▶ _Collection entries_
##############################

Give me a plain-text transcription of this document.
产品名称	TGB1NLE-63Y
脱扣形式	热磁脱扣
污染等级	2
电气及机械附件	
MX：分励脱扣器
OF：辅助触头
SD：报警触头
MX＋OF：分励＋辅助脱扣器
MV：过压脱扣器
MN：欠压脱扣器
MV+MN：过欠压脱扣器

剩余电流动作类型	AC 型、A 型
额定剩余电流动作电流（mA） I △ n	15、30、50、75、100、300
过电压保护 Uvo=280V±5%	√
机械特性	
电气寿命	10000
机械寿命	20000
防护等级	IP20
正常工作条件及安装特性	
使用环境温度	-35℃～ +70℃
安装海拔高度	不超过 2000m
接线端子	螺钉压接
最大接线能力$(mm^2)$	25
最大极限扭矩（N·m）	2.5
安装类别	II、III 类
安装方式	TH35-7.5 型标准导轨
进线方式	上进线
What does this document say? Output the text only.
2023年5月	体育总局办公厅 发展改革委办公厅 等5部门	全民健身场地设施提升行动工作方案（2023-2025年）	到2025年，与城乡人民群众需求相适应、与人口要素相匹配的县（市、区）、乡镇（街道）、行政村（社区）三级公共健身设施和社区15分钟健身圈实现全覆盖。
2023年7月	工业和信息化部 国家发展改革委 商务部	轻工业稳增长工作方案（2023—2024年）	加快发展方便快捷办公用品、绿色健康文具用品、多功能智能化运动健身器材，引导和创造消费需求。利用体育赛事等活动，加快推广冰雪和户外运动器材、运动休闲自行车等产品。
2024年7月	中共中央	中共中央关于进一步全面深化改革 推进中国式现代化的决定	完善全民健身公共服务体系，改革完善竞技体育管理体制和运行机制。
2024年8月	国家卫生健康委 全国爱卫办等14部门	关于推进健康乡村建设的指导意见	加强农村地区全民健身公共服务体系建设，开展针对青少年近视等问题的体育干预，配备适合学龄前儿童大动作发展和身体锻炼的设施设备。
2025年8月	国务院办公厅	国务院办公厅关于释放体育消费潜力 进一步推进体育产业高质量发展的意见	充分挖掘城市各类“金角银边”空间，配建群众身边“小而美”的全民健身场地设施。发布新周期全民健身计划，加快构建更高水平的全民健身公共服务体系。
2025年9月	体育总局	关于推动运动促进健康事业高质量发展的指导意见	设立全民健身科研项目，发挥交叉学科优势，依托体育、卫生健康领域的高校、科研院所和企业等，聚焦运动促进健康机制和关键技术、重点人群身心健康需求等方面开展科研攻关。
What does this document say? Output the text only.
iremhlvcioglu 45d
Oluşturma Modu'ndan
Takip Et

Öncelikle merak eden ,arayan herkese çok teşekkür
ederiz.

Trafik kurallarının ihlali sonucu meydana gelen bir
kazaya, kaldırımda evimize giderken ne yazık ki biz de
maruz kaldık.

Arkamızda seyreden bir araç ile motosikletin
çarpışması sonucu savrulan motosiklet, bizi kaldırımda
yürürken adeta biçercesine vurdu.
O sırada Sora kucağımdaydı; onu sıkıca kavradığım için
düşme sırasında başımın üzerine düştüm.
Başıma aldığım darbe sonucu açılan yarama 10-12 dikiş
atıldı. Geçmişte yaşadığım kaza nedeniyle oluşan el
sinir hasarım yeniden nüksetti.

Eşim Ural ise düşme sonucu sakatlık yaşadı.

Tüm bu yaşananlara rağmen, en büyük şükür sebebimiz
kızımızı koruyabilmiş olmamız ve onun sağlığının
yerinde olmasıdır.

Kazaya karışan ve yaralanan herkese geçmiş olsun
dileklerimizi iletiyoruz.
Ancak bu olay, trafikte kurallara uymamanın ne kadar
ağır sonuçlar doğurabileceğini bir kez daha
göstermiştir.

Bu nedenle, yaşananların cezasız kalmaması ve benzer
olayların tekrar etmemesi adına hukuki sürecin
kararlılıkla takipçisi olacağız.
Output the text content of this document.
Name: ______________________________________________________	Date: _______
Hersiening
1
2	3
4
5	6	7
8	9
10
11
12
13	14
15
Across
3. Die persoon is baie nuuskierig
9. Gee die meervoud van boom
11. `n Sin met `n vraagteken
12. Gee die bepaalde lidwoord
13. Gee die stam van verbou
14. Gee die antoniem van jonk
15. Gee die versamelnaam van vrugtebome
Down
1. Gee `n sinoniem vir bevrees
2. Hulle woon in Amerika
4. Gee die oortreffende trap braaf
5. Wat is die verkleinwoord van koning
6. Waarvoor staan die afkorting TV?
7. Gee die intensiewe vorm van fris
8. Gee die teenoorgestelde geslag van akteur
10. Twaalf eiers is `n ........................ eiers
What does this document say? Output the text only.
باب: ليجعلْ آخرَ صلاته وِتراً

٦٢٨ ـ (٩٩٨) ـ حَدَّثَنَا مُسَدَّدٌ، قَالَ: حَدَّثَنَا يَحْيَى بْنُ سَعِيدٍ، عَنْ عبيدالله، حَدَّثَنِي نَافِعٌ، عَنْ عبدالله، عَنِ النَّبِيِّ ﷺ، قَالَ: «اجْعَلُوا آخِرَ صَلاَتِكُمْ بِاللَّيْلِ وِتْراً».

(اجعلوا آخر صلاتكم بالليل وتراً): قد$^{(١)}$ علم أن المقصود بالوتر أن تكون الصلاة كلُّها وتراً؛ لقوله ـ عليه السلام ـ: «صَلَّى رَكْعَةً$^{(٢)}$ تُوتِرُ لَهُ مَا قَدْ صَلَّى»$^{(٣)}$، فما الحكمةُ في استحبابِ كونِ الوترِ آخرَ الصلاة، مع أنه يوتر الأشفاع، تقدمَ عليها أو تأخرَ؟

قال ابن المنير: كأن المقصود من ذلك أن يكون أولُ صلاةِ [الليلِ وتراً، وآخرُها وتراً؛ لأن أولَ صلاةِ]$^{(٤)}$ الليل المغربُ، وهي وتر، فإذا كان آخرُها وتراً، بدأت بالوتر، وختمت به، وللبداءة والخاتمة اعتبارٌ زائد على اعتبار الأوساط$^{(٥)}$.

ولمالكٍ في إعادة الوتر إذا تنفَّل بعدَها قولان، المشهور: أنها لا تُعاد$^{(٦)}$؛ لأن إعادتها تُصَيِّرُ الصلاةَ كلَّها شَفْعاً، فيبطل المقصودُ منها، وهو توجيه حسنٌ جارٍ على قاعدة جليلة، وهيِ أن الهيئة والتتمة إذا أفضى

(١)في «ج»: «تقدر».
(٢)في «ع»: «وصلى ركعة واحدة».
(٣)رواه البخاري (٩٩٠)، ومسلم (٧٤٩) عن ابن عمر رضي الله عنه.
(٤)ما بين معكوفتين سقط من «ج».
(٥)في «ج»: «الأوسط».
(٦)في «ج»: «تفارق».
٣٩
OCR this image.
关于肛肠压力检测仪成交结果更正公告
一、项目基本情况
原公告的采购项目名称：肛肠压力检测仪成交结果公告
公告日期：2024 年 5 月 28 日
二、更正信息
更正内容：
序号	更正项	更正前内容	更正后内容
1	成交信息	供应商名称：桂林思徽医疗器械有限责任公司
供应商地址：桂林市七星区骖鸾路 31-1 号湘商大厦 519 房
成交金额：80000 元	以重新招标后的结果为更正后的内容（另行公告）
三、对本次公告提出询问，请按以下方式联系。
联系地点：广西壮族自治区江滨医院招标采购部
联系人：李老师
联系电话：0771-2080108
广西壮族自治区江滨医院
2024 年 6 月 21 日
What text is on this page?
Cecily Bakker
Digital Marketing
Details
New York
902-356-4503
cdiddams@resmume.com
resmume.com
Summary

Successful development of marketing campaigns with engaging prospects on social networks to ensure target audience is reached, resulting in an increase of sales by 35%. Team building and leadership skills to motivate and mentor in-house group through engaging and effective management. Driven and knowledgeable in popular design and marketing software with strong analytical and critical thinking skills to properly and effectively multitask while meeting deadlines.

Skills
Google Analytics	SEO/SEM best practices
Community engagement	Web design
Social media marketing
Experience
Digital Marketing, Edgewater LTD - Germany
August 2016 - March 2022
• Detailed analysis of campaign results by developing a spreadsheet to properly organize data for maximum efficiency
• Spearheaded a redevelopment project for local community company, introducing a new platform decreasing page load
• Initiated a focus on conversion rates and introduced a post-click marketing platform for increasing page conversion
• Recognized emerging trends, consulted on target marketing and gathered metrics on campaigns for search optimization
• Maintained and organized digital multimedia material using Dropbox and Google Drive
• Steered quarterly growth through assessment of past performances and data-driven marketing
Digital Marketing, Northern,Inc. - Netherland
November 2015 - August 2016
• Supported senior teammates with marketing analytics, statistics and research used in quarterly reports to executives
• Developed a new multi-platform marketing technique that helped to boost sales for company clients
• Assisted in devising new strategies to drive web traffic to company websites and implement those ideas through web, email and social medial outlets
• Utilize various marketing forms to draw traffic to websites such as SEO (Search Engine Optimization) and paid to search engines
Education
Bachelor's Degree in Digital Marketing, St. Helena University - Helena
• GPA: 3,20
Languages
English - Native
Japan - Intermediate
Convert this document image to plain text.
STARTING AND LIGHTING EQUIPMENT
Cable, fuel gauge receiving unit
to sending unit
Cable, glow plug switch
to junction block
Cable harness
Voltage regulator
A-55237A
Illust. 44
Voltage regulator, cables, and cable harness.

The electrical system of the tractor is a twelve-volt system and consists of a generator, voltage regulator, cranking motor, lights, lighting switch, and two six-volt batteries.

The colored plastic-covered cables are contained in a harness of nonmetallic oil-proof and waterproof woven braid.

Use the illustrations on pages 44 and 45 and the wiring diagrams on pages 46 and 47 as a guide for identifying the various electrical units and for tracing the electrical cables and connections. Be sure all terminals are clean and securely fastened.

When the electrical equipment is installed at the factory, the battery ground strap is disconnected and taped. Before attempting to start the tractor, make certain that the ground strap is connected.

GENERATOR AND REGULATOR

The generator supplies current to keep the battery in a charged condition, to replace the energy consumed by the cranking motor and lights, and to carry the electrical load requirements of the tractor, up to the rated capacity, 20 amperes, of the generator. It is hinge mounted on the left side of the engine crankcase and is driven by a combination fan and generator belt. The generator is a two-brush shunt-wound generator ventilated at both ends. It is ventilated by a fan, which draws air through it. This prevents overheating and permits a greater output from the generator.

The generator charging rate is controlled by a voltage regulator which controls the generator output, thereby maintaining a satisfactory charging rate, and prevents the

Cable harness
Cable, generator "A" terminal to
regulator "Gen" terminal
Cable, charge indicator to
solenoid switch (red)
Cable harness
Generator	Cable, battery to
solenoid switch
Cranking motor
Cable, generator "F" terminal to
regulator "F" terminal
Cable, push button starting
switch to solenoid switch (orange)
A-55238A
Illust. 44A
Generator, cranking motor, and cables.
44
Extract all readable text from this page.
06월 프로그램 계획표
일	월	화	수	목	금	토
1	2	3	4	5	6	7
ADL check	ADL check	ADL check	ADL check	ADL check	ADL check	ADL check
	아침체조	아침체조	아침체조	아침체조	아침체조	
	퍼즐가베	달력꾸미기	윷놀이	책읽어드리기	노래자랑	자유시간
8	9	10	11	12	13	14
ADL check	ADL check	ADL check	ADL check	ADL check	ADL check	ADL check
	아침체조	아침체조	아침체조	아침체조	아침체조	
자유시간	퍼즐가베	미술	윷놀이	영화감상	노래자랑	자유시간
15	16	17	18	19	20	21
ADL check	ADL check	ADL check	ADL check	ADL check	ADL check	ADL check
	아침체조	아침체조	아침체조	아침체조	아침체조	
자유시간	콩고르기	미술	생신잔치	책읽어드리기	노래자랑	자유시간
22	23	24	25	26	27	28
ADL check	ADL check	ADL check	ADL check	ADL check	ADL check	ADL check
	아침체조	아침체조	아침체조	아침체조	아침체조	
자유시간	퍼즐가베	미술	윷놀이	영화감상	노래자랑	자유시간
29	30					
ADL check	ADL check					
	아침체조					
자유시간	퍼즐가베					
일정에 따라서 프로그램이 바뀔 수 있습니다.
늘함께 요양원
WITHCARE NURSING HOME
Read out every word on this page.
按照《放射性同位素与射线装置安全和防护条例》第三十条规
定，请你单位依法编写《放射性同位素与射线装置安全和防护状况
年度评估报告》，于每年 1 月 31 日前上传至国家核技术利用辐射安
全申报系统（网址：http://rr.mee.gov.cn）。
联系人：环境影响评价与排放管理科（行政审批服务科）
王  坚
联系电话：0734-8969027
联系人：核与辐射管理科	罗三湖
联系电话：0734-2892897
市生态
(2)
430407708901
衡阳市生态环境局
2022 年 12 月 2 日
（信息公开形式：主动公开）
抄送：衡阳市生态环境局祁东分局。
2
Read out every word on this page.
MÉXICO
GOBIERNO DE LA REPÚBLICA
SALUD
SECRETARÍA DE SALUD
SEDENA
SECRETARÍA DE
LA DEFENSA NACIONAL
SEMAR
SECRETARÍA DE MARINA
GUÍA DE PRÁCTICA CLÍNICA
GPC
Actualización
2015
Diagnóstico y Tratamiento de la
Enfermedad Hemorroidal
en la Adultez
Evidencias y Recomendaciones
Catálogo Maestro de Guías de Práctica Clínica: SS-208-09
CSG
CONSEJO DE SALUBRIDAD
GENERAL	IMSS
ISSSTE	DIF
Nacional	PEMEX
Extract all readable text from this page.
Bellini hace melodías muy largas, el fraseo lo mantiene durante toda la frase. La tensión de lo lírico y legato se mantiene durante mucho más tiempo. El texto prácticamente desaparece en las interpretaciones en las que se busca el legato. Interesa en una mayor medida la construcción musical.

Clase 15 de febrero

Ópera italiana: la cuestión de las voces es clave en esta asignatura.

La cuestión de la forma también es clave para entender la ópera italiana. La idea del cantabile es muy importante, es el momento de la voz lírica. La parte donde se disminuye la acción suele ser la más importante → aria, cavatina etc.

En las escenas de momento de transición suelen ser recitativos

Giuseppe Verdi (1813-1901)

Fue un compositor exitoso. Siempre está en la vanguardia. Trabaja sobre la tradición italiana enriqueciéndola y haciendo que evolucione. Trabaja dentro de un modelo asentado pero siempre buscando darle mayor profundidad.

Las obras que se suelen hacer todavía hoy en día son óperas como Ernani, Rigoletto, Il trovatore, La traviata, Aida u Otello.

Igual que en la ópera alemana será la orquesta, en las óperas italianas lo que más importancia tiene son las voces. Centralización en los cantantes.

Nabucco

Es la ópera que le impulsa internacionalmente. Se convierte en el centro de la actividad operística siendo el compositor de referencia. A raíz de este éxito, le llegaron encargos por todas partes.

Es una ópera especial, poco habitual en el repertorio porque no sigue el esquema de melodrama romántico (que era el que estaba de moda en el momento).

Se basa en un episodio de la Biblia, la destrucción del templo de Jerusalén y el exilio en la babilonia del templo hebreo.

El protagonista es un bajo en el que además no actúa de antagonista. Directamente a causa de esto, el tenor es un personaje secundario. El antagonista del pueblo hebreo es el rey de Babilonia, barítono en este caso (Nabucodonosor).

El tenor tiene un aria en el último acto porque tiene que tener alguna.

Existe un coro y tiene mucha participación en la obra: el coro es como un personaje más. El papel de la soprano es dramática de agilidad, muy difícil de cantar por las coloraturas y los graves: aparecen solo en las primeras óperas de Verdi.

##############################

▶ _WHAT THE TASK ASKS_
Report each line in the data that holds the word "switch".

▶ _IN RESPONSE_
Cable, glow plug switch
The electrical system of the tractor is a twelve-volt system and consists of a generator, voltage regulator, cranking motor, lights, lighting switch, and two six-volt batteries.
solenoid switch (red)
solenoid switch
switch to solenoid switch (orange)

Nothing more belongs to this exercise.